EXERCISE TASK A: From the forum thread on a volume threshold for Element Call, set down word for word the passage that begins with the words "Coming back to" and ends with the words "reconsider this decision.".

EXTRACT:
┄┄┄┄┄┄┄┄┄┄

I wish you the best with this project, and I hope to see this in other matrix clients as well at some point, cheers.

DashieTM avatar Jul 23 '23 17:07 DashieTM

Hello @fkwp,

I have to disagree with you and everyone involved in making this decision.

Considering that Element Call was intended to be a slim and lightweight VoIP app, it is interesting to see support for screenshare, which undoubtedly is a valuable feature, but considerably more sophisticated than a simple volume threshold? Especially because it is designed for simplicity, a volume threshold serves as the simplest inbuilt solution, eliminating the need for complex ML noise reduction or other algorithms. This feature, being optional, serves to both technical and non-technical users. Non-power users who may not feel comfortable using it can simply choose not to, but depriving everyone of this option seems unreasonable.

Considering that this app is designed for VoIP, adding a volume threshold is in line with providing an all-encompassing experience. I have personally encountered instances where meetings suffered from poor voice quality, and a volume threshold would have been immensely helpful in rectifying the issue. Even for non-technical users, colleagues in the meeting could easily guide them (even with screenshare) to set the volume threshold correctly, enhancing the overall voice experience for everyone involved, making the whole application more appealing.

Coming back to discord again: It is a prime example of a mass adopted application with a user base also consisting of non-power users, which successfully implemented a volume gate. This feature has been a market standard, also adopted by successful predecessors like e.g., Teamspeak, making it a widely recognized and easily explainable tool for managing voice quality. I don't see how this needs a decent amount of technical knowledge in order to use it properly, especially given the previously mentioned fact, that other meeting attendees can help out.

I kindly recommend you to reconsider this decision.

Neotamandua avatar Jul 23 '23 21:07 Neotamandua

To summarize, I understand that the main objections against this feature are:

  1. Limited design bandwidth to support this features / features outside the roadmap (brought forward by @robintown)

┄┄┄┄┄┄┄┄┄┄

(Listings of element regions)
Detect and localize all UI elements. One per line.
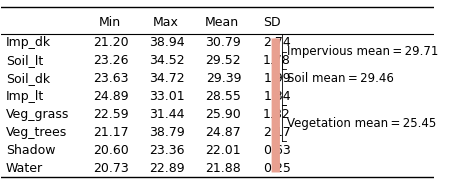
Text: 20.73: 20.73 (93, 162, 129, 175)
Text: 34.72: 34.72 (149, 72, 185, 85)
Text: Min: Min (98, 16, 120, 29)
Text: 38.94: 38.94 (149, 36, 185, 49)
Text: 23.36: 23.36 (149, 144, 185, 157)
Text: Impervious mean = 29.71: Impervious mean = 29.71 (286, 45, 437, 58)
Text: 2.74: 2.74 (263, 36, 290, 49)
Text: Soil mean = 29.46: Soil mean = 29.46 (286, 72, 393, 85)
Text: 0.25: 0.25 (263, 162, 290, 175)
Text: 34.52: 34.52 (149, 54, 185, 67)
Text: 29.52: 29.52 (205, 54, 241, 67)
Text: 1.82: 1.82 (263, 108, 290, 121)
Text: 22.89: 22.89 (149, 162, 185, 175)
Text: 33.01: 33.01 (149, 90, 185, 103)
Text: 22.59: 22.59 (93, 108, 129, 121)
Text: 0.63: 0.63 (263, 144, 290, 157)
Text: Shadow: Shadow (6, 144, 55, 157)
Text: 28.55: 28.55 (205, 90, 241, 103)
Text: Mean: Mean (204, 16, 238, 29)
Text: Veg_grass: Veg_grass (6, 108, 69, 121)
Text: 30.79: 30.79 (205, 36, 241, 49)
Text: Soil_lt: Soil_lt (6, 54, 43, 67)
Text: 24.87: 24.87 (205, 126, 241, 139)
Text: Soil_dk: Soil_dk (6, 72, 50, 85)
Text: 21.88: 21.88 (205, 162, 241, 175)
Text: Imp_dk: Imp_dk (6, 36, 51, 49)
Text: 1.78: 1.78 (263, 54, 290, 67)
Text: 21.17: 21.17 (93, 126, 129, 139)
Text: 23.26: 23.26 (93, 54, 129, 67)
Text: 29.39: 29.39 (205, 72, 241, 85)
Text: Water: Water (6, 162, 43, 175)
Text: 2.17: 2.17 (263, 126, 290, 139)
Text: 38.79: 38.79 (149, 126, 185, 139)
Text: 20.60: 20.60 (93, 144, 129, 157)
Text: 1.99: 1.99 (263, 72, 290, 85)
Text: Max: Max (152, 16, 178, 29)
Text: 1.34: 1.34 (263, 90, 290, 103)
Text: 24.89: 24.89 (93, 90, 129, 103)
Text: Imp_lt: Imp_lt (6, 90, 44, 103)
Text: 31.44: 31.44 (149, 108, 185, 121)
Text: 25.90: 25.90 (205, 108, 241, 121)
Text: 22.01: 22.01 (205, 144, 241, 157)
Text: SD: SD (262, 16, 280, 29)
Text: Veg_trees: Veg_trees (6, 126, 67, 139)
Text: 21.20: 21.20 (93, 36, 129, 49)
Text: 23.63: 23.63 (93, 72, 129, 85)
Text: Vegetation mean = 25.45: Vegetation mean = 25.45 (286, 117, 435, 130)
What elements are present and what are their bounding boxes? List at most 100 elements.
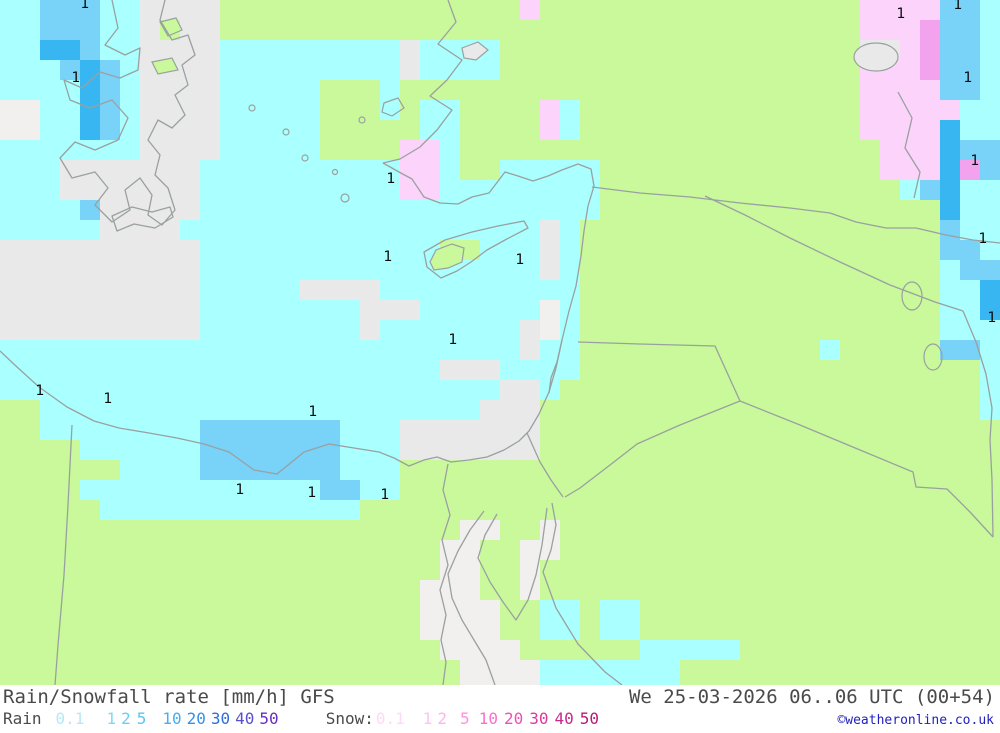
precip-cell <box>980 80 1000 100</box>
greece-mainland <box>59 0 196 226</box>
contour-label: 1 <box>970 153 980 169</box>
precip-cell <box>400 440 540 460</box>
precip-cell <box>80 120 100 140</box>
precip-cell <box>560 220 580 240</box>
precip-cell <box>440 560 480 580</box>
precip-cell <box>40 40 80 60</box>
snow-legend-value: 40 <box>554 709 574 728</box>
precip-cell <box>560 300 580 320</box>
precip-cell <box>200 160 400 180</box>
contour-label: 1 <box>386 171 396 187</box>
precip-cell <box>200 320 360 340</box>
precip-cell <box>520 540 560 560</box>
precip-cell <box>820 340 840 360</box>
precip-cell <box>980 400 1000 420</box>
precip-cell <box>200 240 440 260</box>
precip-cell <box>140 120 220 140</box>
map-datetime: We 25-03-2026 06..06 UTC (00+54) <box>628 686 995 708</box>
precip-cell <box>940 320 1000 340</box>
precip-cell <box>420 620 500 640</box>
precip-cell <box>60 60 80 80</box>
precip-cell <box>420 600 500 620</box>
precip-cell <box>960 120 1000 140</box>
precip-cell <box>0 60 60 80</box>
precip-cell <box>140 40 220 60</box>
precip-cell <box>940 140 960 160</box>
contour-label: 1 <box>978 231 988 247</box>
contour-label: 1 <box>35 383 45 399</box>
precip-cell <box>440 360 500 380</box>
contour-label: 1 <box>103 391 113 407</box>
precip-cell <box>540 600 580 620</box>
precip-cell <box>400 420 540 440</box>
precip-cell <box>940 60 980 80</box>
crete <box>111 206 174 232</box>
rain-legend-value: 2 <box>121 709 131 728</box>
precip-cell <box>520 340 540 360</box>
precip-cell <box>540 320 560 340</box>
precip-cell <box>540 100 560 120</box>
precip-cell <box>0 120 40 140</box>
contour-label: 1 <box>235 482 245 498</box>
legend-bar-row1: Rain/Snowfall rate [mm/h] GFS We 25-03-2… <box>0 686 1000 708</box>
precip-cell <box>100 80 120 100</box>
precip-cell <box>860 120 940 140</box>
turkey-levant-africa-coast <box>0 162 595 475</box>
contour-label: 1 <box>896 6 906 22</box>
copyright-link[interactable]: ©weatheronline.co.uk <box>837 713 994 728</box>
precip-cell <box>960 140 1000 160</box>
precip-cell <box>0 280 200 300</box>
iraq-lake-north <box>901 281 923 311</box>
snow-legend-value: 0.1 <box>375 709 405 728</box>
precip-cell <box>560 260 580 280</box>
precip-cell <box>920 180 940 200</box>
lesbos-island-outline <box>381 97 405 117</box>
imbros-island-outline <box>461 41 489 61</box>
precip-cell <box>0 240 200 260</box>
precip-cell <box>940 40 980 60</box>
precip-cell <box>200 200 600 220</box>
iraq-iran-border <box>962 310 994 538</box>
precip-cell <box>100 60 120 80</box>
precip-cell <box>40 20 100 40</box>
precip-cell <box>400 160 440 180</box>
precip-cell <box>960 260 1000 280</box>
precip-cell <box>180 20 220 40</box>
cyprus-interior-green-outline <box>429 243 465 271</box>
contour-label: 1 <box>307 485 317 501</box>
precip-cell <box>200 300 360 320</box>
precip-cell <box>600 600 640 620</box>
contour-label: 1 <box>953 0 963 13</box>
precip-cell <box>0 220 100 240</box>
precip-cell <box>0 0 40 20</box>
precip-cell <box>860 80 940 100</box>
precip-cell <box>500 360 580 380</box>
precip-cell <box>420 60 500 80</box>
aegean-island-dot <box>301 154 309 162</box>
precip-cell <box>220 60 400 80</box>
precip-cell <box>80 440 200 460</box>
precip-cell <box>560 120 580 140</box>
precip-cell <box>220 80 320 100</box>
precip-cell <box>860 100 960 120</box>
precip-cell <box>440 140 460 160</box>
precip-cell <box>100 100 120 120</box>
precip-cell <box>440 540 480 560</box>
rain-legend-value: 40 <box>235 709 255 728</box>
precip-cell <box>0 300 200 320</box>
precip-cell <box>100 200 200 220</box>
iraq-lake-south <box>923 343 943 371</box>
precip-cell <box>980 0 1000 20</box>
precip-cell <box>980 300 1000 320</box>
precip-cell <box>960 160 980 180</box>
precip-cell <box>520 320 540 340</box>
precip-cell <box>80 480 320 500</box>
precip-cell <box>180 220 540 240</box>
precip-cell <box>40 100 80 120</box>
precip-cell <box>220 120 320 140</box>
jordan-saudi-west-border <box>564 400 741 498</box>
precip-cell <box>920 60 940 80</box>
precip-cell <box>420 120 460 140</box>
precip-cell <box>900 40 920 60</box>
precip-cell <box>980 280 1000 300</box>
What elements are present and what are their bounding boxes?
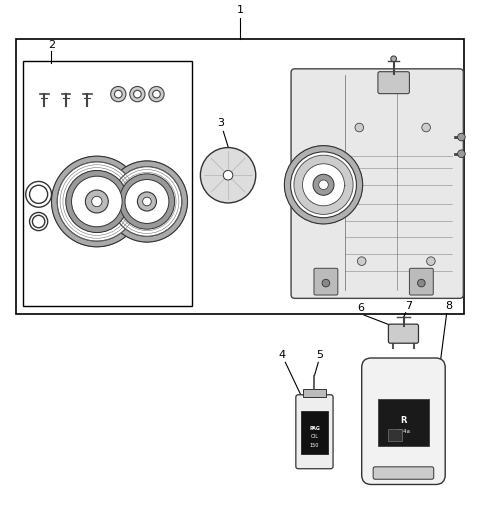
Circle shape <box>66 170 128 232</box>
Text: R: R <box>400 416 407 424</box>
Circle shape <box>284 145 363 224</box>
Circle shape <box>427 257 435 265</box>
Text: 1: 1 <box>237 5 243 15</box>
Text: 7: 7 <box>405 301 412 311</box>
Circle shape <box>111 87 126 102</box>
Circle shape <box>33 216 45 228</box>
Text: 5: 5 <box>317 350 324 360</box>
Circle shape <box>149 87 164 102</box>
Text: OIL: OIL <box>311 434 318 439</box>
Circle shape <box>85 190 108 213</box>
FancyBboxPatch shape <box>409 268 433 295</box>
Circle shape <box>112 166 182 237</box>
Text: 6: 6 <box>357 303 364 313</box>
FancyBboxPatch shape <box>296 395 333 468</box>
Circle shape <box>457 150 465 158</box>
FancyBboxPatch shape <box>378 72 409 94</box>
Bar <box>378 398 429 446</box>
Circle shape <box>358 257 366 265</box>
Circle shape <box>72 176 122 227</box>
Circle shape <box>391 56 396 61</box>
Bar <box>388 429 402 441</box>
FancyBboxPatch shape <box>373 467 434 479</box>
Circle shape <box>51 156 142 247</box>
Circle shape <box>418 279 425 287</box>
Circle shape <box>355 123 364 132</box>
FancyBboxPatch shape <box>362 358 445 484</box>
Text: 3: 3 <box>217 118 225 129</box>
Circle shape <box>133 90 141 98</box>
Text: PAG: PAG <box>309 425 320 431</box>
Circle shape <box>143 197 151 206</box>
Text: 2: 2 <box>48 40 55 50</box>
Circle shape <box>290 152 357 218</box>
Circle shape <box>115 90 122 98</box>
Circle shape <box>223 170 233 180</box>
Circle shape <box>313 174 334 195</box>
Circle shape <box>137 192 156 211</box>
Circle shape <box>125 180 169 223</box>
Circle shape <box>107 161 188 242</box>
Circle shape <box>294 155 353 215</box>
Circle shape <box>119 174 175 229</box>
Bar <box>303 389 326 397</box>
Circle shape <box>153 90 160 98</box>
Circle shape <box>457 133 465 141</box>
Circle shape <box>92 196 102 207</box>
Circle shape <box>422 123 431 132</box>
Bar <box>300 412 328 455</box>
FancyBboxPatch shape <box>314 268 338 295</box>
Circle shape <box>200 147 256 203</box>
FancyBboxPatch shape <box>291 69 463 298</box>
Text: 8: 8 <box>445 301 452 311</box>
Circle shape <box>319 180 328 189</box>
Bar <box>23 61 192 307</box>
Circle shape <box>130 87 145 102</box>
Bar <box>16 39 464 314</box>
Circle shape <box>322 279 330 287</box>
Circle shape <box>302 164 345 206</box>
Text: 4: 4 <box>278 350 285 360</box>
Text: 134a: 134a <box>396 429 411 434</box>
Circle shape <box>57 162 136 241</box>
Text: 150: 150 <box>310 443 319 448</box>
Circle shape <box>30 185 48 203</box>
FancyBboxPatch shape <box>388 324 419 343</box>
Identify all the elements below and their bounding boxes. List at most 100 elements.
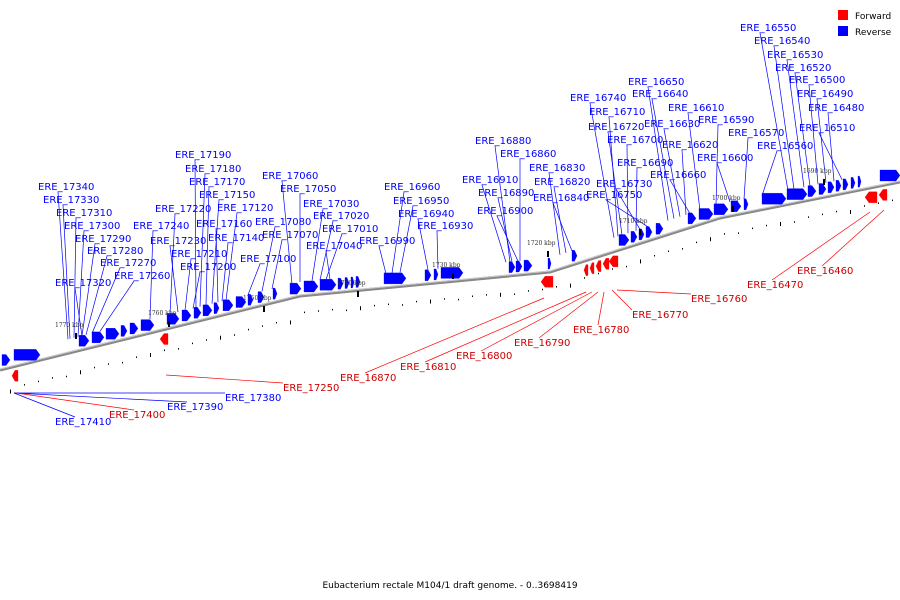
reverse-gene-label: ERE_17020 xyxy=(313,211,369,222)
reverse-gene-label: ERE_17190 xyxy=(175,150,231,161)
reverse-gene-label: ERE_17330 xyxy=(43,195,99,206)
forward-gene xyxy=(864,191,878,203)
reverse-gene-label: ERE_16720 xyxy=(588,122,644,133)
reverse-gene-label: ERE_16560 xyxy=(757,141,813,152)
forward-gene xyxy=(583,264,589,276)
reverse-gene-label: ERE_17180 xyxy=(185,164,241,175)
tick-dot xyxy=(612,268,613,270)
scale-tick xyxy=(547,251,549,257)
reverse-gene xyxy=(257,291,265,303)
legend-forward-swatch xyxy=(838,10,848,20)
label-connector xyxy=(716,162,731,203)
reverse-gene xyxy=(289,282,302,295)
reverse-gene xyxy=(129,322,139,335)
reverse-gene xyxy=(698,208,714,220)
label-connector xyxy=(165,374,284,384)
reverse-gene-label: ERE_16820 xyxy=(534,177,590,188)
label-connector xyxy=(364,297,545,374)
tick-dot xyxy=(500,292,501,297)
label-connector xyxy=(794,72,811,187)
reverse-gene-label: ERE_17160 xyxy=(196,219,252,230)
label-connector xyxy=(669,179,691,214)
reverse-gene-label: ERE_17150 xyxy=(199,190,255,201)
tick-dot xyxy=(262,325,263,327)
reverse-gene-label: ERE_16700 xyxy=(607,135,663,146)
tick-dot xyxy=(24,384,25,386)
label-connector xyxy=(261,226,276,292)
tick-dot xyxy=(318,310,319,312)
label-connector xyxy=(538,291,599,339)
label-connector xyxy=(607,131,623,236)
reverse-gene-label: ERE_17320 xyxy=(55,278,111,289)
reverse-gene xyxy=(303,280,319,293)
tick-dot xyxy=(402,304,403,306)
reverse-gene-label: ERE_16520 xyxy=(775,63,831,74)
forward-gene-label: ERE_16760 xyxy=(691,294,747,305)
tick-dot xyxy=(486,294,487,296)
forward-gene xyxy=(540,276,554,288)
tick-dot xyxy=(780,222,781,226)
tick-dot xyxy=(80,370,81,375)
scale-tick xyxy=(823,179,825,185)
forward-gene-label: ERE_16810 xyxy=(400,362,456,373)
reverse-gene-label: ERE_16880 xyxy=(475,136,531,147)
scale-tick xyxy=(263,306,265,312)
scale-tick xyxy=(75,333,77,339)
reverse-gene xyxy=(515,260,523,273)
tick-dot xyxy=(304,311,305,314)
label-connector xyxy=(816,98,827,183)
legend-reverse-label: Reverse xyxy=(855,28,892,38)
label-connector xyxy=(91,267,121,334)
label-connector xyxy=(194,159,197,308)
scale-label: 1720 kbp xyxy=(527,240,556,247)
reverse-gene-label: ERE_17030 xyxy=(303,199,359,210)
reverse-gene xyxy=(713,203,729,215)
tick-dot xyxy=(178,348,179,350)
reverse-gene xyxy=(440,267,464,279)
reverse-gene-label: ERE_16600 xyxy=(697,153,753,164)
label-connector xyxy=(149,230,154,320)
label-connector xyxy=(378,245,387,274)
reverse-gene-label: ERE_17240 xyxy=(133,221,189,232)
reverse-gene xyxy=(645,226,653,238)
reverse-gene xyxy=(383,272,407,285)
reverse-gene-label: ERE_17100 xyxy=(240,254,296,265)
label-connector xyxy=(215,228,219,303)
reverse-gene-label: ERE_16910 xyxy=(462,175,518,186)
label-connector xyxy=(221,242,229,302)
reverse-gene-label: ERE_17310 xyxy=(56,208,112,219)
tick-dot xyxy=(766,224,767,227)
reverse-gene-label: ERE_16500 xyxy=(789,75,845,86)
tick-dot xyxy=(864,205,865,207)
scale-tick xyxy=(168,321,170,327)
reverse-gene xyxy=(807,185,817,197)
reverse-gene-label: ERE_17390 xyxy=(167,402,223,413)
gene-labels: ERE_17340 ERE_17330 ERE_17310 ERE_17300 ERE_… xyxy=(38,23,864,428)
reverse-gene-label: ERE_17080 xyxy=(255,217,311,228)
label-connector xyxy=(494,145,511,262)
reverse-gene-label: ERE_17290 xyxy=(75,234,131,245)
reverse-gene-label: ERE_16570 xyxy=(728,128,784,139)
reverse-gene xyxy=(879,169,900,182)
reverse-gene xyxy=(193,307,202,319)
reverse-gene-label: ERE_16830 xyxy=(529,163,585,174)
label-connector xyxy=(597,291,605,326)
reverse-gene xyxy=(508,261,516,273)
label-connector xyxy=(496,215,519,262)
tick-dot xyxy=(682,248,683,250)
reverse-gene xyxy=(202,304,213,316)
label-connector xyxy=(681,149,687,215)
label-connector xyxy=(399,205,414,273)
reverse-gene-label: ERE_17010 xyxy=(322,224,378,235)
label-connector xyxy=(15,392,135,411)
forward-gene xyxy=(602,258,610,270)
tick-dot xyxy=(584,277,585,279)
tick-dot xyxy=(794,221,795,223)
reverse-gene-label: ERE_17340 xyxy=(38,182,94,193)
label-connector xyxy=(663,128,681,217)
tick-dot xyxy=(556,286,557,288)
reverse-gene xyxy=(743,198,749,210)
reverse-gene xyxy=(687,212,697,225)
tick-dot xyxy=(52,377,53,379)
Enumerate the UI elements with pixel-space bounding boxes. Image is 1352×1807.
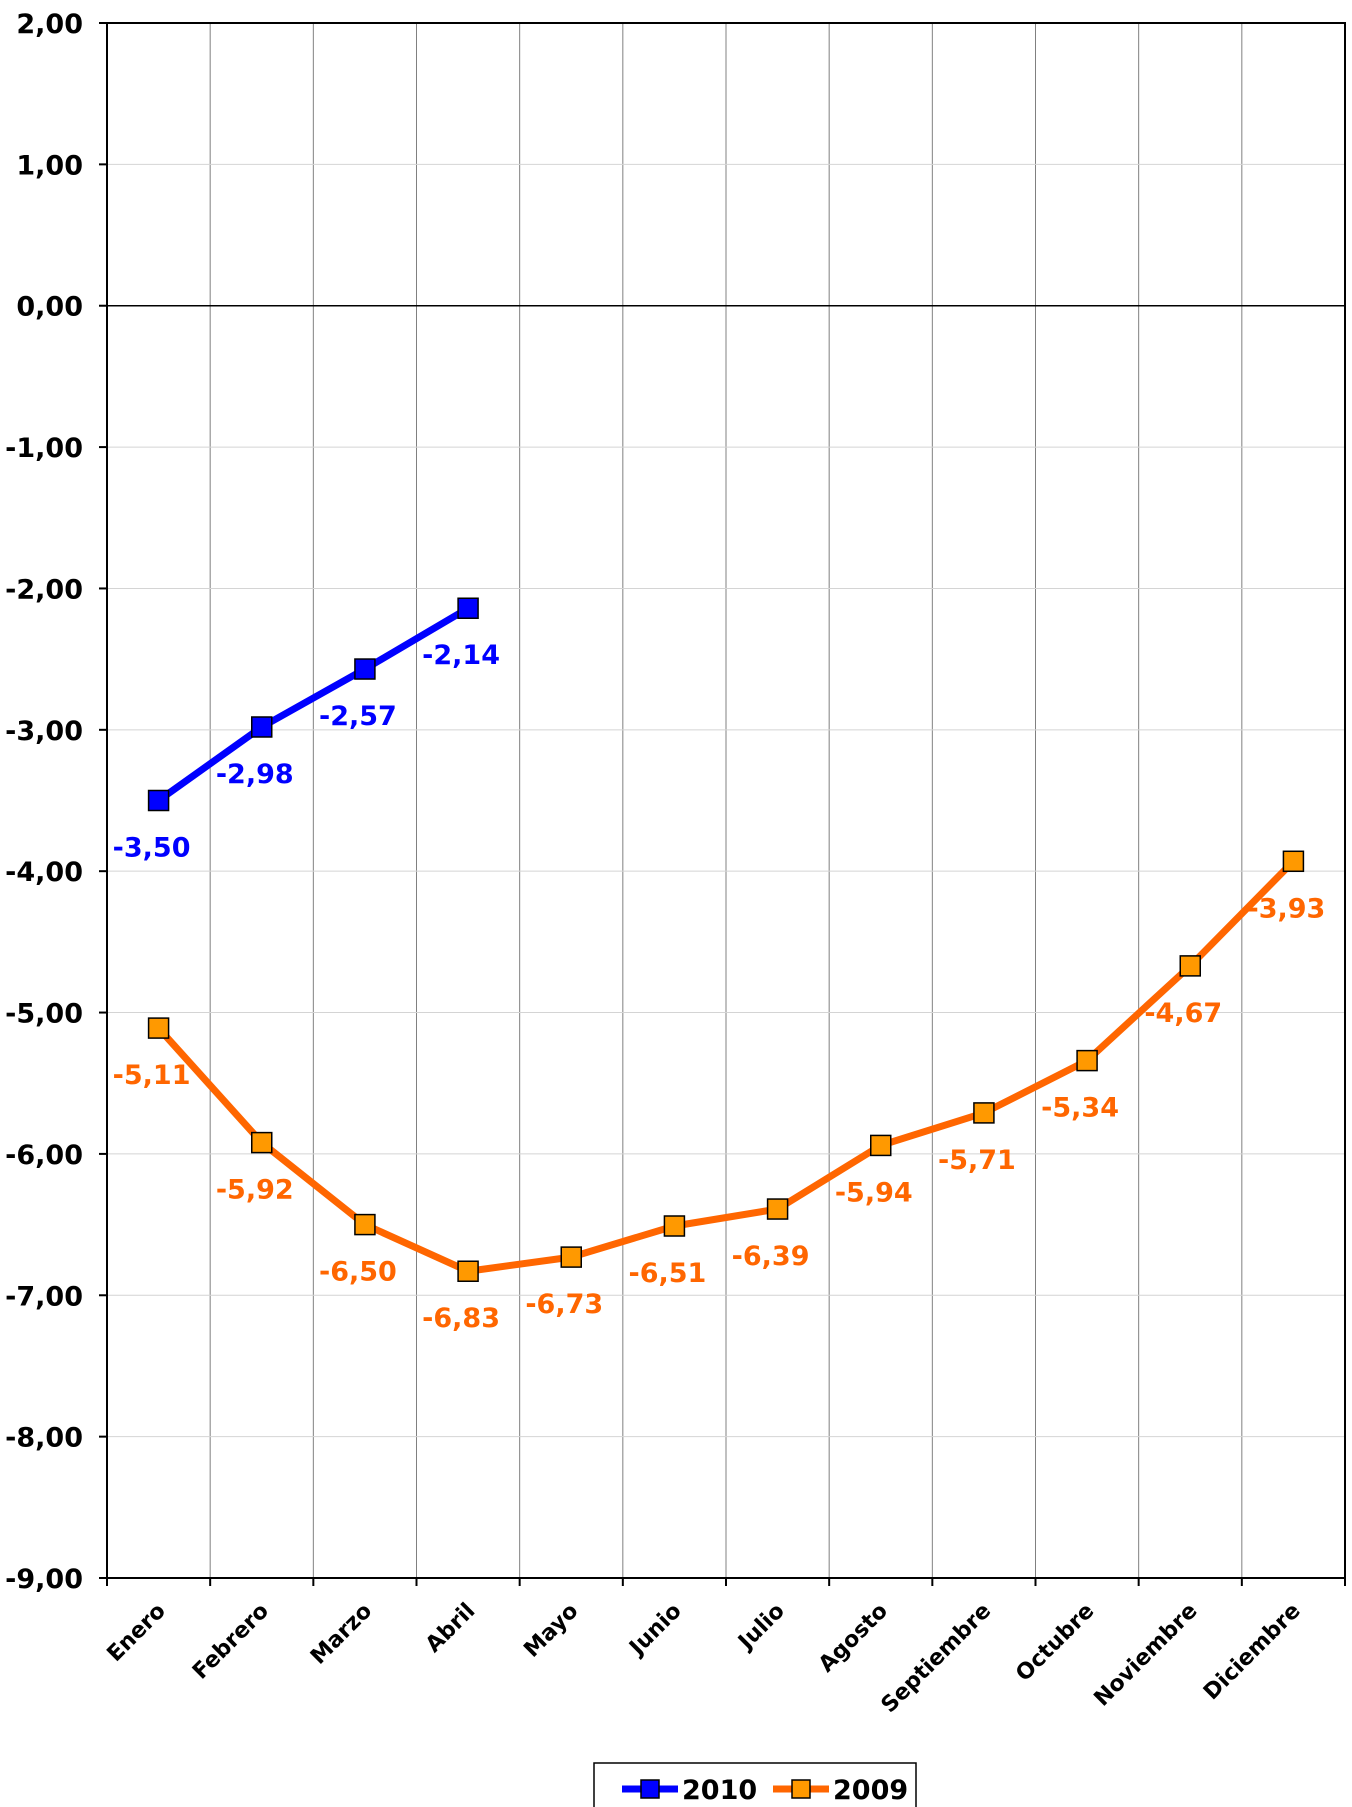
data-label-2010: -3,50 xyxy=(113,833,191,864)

┄┄┄┄┄┄┄┄┄┄

EXERCISE TASK B: In the entries, output as a JSON list of strings the lines from the one containing "Circle shape <box>66 170 128 232</box>" through the one containing "Text: 6: 6 <box>357 303 364 313</box>", both included, with one string per line and blank lines left out.

OUTPUT A:
Coming back to discord again: It is a prime example of a mass adopted application with a user base also consisting of non-power users, which successfully implemented a volume gate. This feature has been a market standard, also adopted by successful predecessors like e.g., Teamspeak, making it a widely recognized and easily explainable tool for managing voice quality. I don't see how this needs a decent amount of technical knowledge in order to use it properly, especially given the previously mentioned fact, that other meeting attendees can help out.

I kindly recommend you to reconsider this decision.

OUTPUT B:
[
  "Circle shape <box>66 170 128 232</box>",
  "Text: R: R <box>400 416 407 424</box>",
  "Circle shape <box>284 145 363 224</box>",
  "Circle shape <box>427 257 435 265</box>",
  "Text: 1: 1 <box>237 5 243 15</box>",
  "Text: 7: 7 <box>405 301 412 311</box>",
  "Circle shape <box>111 87 126 102</box>",
  "Circle shape <box>33 216 45 228</box>",
  "Text: 5: 5 <box>317 350 324 360</box>",
  "Circle shape <box>149 87 164 102</box>",
  "Text: OIL: OIL <box>311 434 318 439</box>",
  "Circle shape <box>85 190 108 213</box>",
  "FancyBboxPatch shape <box>409 268 433 295</box>",
  "Circle shape <box>112 166 182 237</box>",
  "Text: 6: 6 <box>357 303 364 313</box>"
]